*WRITTEN EXERCISE:*
Copy out every line that contains the word "objective".

BEGIN AVAILABLE RECORDS

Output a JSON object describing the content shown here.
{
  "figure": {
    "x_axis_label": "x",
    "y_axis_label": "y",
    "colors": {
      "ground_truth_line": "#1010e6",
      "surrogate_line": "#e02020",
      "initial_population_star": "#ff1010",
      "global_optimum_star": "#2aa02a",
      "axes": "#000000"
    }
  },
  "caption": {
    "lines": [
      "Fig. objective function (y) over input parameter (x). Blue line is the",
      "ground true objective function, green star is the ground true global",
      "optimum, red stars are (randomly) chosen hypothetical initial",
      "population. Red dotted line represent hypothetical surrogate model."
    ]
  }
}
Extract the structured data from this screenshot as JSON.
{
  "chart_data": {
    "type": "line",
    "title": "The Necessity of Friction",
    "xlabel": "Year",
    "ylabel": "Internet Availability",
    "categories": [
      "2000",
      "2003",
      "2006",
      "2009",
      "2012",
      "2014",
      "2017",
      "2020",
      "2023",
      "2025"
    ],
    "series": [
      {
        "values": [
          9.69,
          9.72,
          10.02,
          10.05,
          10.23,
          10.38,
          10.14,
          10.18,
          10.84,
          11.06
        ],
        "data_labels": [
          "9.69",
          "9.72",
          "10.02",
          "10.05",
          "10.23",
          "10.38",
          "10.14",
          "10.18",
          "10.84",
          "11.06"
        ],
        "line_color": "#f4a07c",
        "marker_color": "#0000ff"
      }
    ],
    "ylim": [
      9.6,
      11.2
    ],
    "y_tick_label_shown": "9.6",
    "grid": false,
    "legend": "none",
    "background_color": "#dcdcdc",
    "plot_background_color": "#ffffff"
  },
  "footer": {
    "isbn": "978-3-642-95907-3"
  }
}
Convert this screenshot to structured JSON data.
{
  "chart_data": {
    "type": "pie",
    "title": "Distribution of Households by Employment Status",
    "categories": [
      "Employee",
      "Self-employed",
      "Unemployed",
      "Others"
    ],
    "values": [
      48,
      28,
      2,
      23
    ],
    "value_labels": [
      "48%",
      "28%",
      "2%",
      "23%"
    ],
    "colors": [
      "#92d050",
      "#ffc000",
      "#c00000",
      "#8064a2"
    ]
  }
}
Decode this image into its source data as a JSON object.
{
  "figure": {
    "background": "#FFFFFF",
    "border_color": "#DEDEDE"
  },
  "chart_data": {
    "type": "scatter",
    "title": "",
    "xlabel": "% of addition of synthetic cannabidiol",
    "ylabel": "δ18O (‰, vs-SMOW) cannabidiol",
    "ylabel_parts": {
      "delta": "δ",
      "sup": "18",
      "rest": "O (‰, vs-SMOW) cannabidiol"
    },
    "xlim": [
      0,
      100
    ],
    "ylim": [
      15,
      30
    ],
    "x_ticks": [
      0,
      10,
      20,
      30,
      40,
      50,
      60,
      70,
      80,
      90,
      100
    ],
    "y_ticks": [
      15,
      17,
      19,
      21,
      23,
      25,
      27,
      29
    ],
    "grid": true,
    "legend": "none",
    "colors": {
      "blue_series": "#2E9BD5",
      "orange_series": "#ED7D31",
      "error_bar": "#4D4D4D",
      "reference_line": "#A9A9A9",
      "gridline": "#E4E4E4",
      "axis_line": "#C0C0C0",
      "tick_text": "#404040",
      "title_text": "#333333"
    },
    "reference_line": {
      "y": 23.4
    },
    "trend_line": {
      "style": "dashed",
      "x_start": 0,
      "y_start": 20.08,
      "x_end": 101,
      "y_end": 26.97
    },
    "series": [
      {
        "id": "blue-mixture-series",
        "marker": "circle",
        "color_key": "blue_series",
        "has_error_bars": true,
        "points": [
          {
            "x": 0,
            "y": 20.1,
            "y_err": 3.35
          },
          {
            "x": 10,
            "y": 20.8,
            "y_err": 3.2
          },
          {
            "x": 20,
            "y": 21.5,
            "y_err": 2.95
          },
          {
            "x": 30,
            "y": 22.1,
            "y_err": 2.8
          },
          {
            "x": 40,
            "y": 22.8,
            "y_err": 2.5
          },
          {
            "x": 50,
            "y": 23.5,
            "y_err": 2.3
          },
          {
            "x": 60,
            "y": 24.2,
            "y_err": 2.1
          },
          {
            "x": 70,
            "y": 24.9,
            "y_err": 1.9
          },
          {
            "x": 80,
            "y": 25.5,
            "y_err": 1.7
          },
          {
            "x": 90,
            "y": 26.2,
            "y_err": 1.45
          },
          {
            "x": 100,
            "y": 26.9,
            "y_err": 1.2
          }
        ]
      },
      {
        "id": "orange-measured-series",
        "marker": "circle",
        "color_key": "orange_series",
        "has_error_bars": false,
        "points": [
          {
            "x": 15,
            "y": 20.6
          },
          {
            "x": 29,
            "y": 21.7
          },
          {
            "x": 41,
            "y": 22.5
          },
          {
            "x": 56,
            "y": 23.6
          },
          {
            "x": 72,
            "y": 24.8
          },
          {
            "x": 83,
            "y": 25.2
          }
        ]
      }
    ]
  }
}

END AVAILABLE RECORDS

*REPLY TO THE TASK:*
      "Fig. objective function (y) over input parameter (x). Blue line is the",
      "ground true objective function, green star is the ground true global",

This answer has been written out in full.